Spatial annotation entries
╭──
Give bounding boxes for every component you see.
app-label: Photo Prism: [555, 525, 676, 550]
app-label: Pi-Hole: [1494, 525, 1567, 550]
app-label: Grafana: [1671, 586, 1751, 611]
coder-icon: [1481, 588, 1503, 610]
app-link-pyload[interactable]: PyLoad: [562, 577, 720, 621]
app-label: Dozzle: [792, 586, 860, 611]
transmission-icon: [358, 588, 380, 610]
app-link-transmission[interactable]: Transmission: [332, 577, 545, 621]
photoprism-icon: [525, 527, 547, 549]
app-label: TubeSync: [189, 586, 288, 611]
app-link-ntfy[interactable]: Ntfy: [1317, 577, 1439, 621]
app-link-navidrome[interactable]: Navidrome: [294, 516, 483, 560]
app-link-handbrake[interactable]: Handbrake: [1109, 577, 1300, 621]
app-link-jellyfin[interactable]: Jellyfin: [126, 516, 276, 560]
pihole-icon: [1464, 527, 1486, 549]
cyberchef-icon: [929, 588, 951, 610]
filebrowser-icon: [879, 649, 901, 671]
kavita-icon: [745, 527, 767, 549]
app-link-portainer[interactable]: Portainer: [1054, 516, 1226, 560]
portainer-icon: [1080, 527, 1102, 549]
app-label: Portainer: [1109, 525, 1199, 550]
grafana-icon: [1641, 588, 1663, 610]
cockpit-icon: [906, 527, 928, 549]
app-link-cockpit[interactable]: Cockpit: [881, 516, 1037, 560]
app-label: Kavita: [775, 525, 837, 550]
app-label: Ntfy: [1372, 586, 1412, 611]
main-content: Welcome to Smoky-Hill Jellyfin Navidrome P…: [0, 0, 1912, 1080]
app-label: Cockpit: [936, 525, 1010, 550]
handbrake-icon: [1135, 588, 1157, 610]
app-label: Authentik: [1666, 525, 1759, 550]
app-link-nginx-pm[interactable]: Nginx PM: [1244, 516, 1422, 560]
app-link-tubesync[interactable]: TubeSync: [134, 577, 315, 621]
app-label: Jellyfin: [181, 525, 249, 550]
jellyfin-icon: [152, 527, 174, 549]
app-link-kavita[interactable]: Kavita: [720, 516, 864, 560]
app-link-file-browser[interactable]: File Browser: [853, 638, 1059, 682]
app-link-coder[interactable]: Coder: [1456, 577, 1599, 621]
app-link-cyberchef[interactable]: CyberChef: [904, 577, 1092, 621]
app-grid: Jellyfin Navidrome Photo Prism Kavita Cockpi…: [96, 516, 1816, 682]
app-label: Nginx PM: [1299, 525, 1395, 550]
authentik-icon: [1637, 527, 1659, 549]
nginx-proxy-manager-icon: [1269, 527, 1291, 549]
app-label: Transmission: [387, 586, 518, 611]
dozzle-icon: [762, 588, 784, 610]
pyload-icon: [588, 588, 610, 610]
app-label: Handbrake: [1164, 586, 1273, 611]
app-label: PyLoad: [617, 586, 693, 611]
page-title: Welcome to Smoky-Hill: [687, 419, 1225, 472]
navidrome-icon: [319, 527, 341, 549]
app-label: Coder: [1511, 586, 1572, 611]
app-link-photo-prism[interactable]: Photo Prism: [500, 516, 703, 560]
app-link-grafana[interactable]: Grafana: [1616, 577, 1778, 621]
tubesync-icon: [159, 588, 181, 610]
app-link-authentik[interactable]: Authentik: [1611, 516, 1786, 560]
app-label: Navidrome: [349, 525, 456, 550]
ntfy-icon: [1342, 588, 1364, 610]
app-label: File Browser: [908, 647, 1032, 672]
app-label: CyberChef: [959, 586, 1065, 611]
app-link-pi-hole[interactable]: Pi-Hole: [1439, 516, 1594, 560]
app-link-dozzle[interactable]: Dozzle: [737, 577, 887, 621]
╰──
» **Given task**
Return the lines of every entry above without changing a single character.

» **Output of the task**
Give bounding boxes for every component you see.
app-label: Photo Prism: [555, 525, 676, 550]
app-label: Pi-Hole: [1494, 525, 1567, 550]
app-label: Grafana: [1671, 586, 1751, 611]
coder-icon: [1481, 588, 1503, 610]
app-link-pyload[interactable]: PyLoad: [562, 577, 720, 621]
app-label: Dozzle: [792, 586, 860, 611]
transmission-icon: [358, 588, 380, 610]
app-link-transmission[interactable]: Transmission: [332, 577, 545, 621]
photoprism-icon: [525, 527, 547, 549]
app-label: TubeSync: [189, 586, 288, 611]
app-link-ntfy[interactable]: Ntfy: [1317, 577, 1439, 621]
app-link-navidrome[interactable]: Navidrome: [294, 516, 483, 560]
app-link-handbrake[interactable]: Handbrake: [1109, 577, 1300, 621]
app-link-jellyfin[interactable]: Jellyfin: [126, 516, 276, 560]
pihole-icon: [1464, 527, 1486, 549]
cyberchef-icon: [929, 588, 951, 610]
filebrowser-icon: [879, 649, 901, 671]
kavita-icon: [745, 527, 767, 549]
app-link-portainer[interactable]: Portainer: [1054, 516, 1226, 560]
portainer-icon: [1080, 527, 1102, 549]
app-label: Portainer: [1109, 525, 1199, 550]
grafana-icon: [1641, 588, 1663, 610]
cockpit-icon: [906, 527, 928, 549]
app-link-cockpit[interactable]: Cockpit: [881, 516, 1037, 560]
app-label: Kavita: [775, 525, 837, 550]
app-label: Ntfy: [1372, 586, 1412, 611]
main-content: Welcome to Smoky-Hill Jellyfin Navidrome P…: [0, 0, 1912, 1080]
app-label: Cockpit: [936, 525, 1010, 550]
handbrake-icon: [1135, 588, 1157, 610]
app-label: Authentik: [1666, 525, 1759, 550]
app-link-nginx-pm[interactable]: Nginx PM: [1244, 516, 1422, 560]
app-link-tubesync[interactable]: TubeSync: [134, 577, 315, 621]
app-label: Jellyfin: [181, 525, 249, 550]
jellyfin-icon: [152, 527, 174, 549]
app-link-kavita[interactable]: Kavita: [720, 516, 864, 560]
app-link-file-browser[interactable]: File Browser: [853, 638, 1059, 682]
app-link-coder[interactable]: Coder: [1456, 577, 1599, 621]
app-link-cyberchef[interactable]: CyberChef: [904, 577, 1092, 621]
app-grid: Jellyfin Navidrome Photo Prism Kavita Cockpi…: [96, 516, 1816, 682]
app-label: Nginx PM: [1299, 525, 1395, 550]
authentik-icon: [1637, 527, 1659, 549]
nginx-proxy-manager-icon: [1269, 527, 1291, 549]
app-label: Transmission: [387, 586, 518, 611]
dozzle-icon: [762, 588, 784, 610]
pyload-icon: [588, 588, 610, 610]
app-label: Handbrake: [1164, 586, 1273, 611]
app-label: PyLoad: [617, 586, 693, 611]
page-title: Welcome to Smoky-Hill: [687, 419, 1225, 472]
navidrome-icon: [319, 527, 341, 549]
app-label: Coder: [1511, 586, 1572, 611]
app-link-photo-prism[interactable]: Photo Prism: [500, 516, 703, 560]
app-link-grafana[interactable]: Grafana: [1616, 577, 1778, 621]
tubesync-icon: [159, 588, 181, 610]
app-link-authentik[interactable]: Authentik: [1611, 516, 1786, 560]
app-label: Navidrome: [349, 525, 456, 550]
ntfy-icon: [1342, 588, 1364, 610]
app-label: File Browser: [908, 647, 1032, 672]
app-label: CyberChef: [959, 586, 1065, 611]
app-link-pi-hole[interactable]: Pi-Hole: [1439, 516, 1594, 560]
app-link-dozzle[interactable]: Dozzle: [737, 577, 887, 621]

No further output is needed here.